• What is needed:
Look through the data and write out every line with the word "одноставочный" in it.

--------------------

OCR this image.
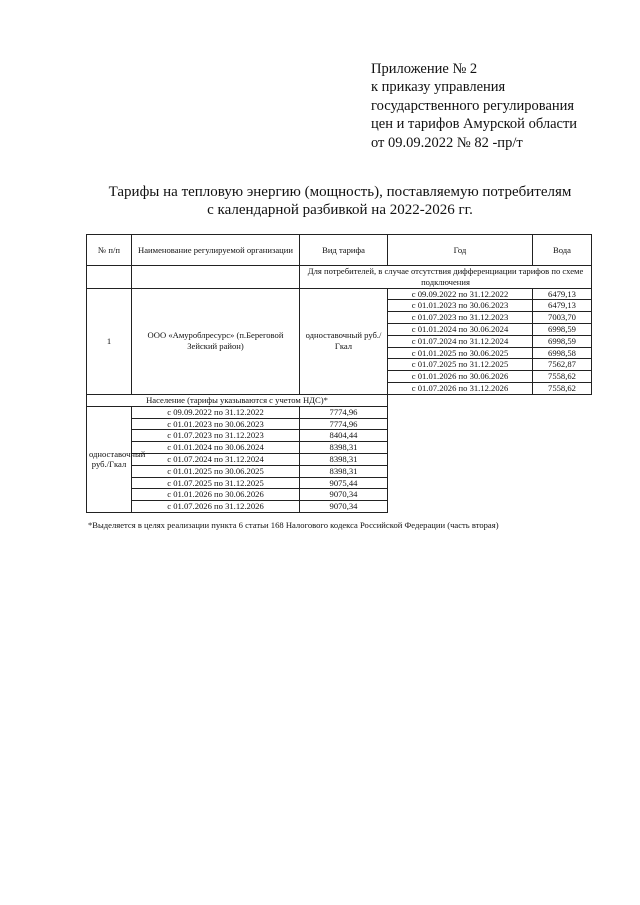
Приложение № 2
к приказу управления
государственного регулирования
цен и тарифов Амурской области
от 09.09.2022 № 82 -пр/т
Тарифы на тепловую энергию (мощность), поставляемую потребителям
с календарной разбивкой на 2022-2026 гг.
№ п/п	Наименование регулируемой организации	Вид тарифа	Год	Вода
		Для потребителей, в случае отсутствия дифференциации тарифов по схеме подключения		
1	ООО «Амуроблресурс» (п.Береговой Зейский район)	одноставочный руб./Гкал	с 09.09.2022 по 31.12.2022	6479,13
			с 01.01.2023 по 30.06.2023	6479,13
			с 01.07.2023 по 31.12.2023	7003,70
			с 01.01.2024 по 30.06.2024	6998,59
			с 01.07.2024 по 31.12.2024	6998,59
			с 01.01.2025 по 30.06.2025	6998,58
			с 01.07.2025 по 31.12.2025	7562,87
			с 01.01.2026 по 30.06.2026	7558,62
			с 01.07.2026 по 31.12.2026	7558,62
Население (тарифы указываются с учетом НДС)*				
одноставочный руб./Гкал	с 09.09.2022 по 31.12.2022	7774,96		
	с 01.01.2023 по 30.06.2023	7774,96		
	с 01.07.2023 по 31.12.2023	8404,44		
	с 01.01.2024 по 30.06.2024	8398,31		
	с 01.07.2024 по 31.12.2024	8398,31		
	с 01.01.2025 по 30.06.2025	8398,31		
	с 01.07.2025 по 31.12.2025	9075,44		
	с 01.01.2026 по 30.06.2026	9070,34		
	с 01.07.2026 по 31.12.2026	9070,34		
*Выделяется в целях реализации пункта 6 статьи 168 Налогового кодекса Российской Федерации (часть вторая)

--------------------

• Task response:
1	ООО «Амуроблресурс» (п.Береговой Зейский район)	одноставочный руб./Гкал	с 09.09.2022 по 31.12.2022	6479,13
одноставочный руб./Гкал	с 09.09.2022 по 31.12.2022	7774,96		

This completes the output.